(Problem description): List every line of the data below that contains the string "annotation".

(Supplied entries):
====
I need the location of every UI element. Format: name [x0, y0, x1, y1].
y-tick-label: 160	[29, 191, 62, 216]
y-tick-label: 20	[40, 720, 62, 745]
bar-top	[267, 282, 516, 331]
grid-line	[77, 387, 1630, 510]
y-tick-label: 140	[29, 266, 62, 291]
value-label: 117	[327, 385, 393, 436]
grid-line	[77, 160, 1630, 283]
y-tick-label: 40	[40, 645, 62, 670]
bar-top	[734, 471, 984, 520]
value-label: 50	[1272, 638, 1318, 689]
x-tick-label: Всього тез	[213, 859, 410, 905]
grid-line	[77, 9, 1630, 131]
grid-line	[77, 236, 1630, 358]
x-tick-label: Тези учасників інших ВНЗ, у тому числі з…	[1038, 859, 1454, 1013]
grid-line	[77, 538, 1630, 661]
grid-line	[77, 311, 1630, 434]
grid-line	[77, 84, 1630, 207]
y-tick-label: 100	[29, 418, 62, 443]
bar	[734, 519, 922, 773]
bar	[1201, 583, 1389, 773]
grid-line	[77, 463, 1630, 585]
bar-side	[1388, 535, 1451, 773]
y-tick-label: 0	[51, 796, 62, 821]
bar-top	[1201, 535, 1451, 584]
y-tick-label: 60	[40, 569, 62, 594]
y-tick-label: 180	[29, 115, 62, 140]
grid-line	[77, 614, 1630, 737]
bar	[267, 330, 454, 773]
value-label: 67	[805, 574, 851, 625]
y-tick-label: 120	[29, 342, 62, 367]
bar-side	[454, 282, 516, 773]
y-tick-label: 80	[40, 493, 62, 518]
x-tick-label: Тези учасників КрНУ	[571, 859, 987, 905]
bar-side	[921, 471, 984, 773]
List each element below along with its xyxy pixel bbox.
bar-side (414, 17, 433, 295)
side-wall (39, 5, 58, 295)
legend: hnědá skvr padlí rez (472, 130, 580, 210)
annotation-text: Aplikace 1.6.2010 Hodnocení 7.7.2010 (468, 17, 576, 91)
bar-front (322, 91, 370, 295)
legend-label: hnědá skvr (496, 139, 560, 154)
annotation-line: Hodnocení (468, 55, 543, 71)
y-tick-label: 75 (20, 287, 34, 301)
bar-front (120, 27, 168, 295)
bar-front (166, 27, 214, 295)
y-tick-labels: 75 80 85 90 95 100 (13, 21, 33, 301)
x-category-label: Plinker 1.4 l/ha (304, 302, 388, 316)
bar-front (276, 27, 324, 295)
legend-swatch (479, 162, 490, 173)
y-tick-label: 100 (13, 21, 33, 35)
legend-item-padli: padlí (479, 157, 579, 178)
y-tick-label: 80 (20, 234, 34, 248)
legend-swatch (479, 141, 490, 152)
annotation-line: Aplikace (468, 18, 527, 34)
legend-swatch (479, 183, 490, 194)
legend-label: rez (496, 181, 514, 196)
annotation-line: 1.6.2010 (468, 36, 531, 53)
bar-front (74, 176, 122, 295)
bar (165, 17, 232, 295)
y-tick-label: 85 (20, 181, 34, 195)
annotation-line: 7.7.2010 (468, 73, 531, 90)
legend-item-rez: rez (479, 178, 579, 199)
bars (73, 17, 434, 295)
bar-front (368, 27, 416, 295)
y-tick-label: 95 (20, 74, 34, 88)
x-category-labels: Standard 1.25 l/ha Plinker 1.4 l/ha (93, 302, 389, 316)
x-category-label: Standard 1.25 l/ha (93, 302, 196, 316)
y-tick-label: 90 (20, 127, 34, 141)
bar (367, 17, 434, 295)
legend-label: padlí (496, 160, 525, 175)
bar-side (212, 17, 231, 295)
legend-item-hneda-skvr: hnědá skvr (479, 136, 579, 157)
====
(Output for this task):
annotation-text: Aplikace 1.6.2010 Hodnocení 7.7.2010 (468, 17, 576, 91)
annotation-line: Hodnocení (468, 55, 543, 71)
annotation-line: Aplikace (468, 18, 527, 34)
annotation-line: 1.6.2010 (468, 36, 531, 53)
annotation-line: 7.7.2010 (468, 73, 531, 90)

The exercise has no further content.